§ What is required
Leave out the pictures and copy the remaining records exactly.

[Start]

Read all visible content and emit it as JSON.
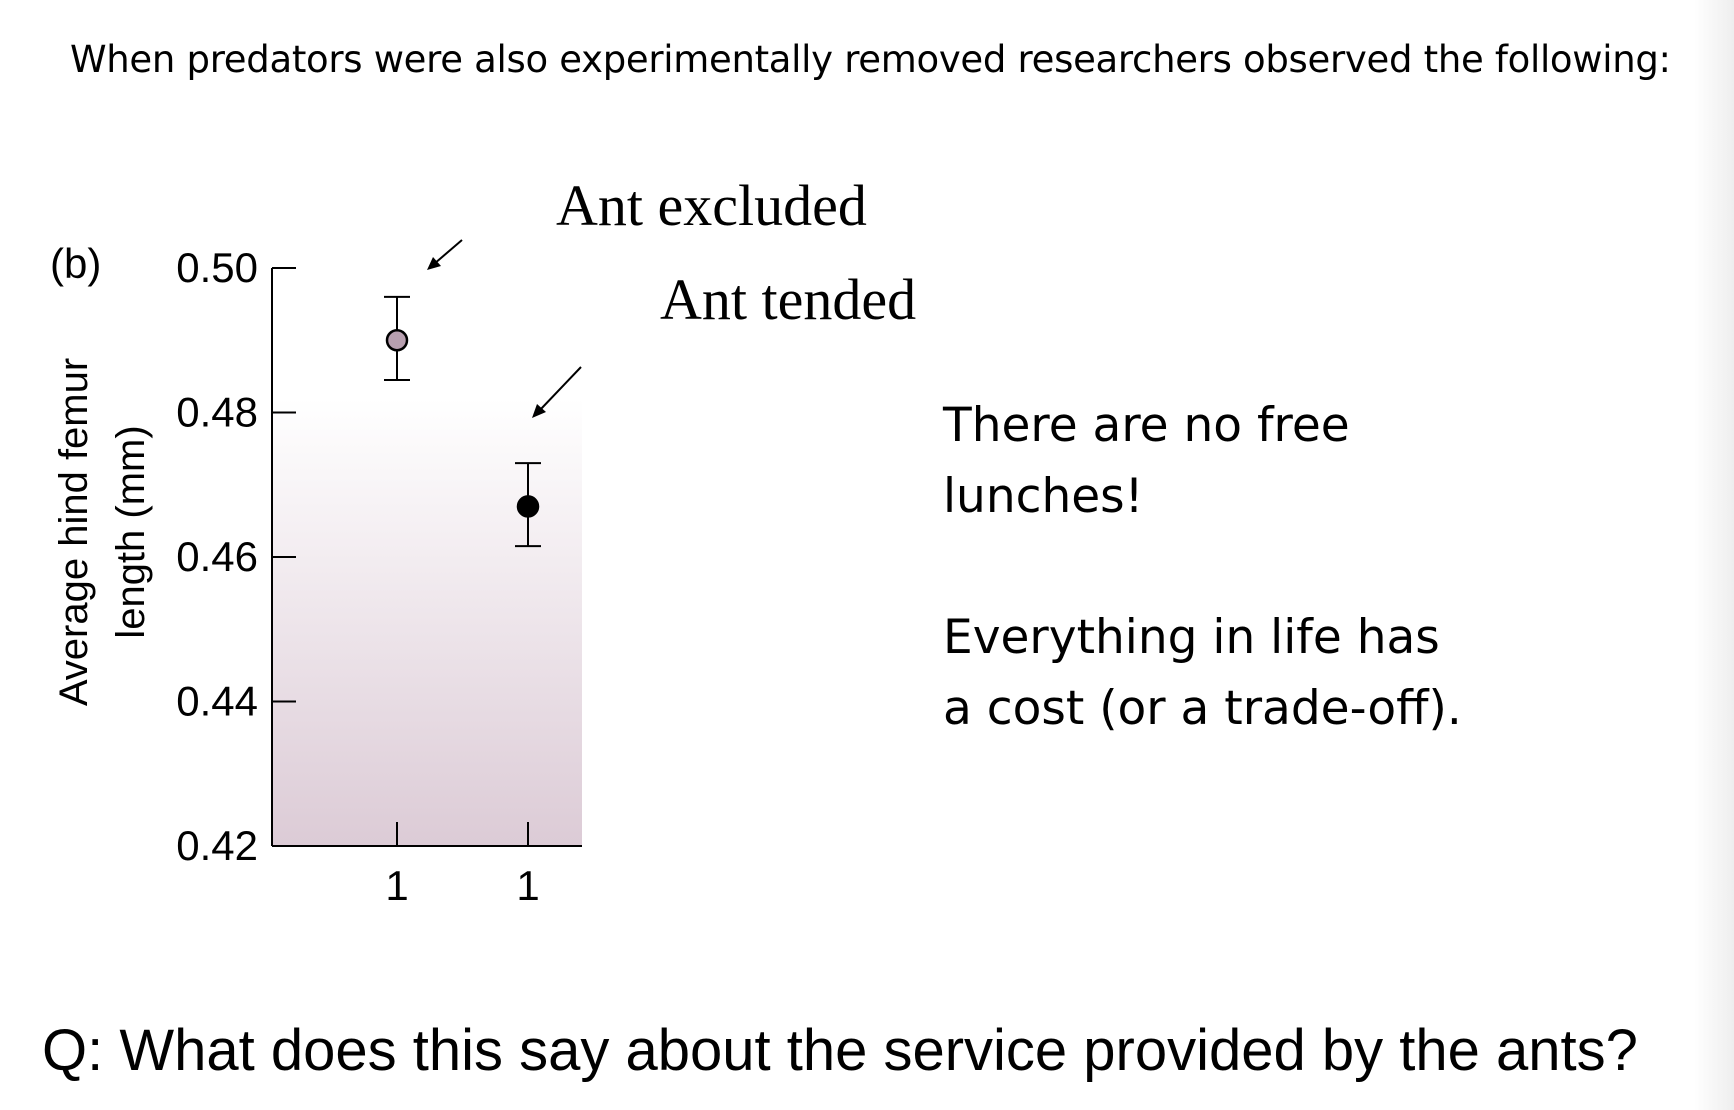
{
  "heading": "When predators were also experimentally removed researchers observed the following:",
  "labels": {
    "ant_excluded": "Ant excluded",
    "ant_tended": "Ant tended"
  },
  "notes": {
    "note1": "There are no free lunches!",
    "note2": "Everything in life has a cost (or a trade-off)."
  },
  "question": "Q: What does this say about the service provided by the ants?",
  "colors": {
    "plot_gradient_top": "#ffffff",
    "plot_gradient_bottom": "#dccbd6",
    "excluded_marker": "#b8a0b0",
    "tended_marker": "#000000"
  },
  "chart_data": {
    "type": "scatter",
    "panel_label": "(b)",
    "ylabel_line1": "Average hind femur",
    "ylabel_line2": "length (mm)",
    "xlabel": "",
    "ylim": [
      0.42,
      0.5
    ],
    "yticks": [
      "0.50",
      "0.48",
      "0.46",
      "0.44",
      "0.42"
    ],
    "yvalues": [
      0.5,
      0.48,
      0.46,
      0.44,
      0.42
    ],
    "categories": [
      "1",
      "1"
    ],
    "points": [
      {
        "category_index": 0,
        "y": 0.49,
        "err_low": 0.4845,
        "err_high": 0.496,
        "style": "open"
      },
      {
        "category_index": 1,
        "y": 0.467,
        "err_low": 0.4615,
        "err_high": 0.473,
        "style": "filled"
      }
    ],
    "grid": false
  }
}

[End]

§ Right answer
Read all visible content and emit it as JSON.
{
  "heading": "When predators were also experimentally removed researchers observed the following:",
  "labels": {
    "ant_excluded": "Ant excluded",
    "ant_tended": "Ant tended"
  },
  "notes": {
    "note1": "There are no free lunches!",
    "note2": "Everything in life has a cost (or a trade-off)."
  },
  "question": "Q: What does this say about the service provided by the ants?",
  "colors": {
    "plot_gradient_top": "#ffffff",
    "plot_gradient_bottom": "#dccbd6",
    "excluded_marker": "#b8a0b0",
    "tended_marker": "#000000"
  },
  "chart_data": {
    "type": "scatter",
    "panel_label": "(b)",
    "ylabel_line1": "Average hind femur",
    "ylabel_line2": "length (mm)",
    "xlabel": "",
    "ylim": [
      0.42,
      0.5
    ],
    "yticks": [
      "0.50",
      "0.48",
      "0.46",
      "0.44",
      "0.42"
    ],
    "yvalues": [
      0.5,
      0.48,
      0.46,
      0.44,
      0.42
    ],
    "categories": [
      "1",
      "1"
    ],
    "points": [
      {
        "category_index": 0,
        "y": 0.49,
        "err_low": 0.4845,
        "err_high": 0.496,
        "style": "open"
      },
      {
        "category_index": 1,
        "y": 0.467,
        "err_low": 0.4615,
        "err_high": 0.473,
        "style": "filled"
      }
    ],
    "grid": false
  }
}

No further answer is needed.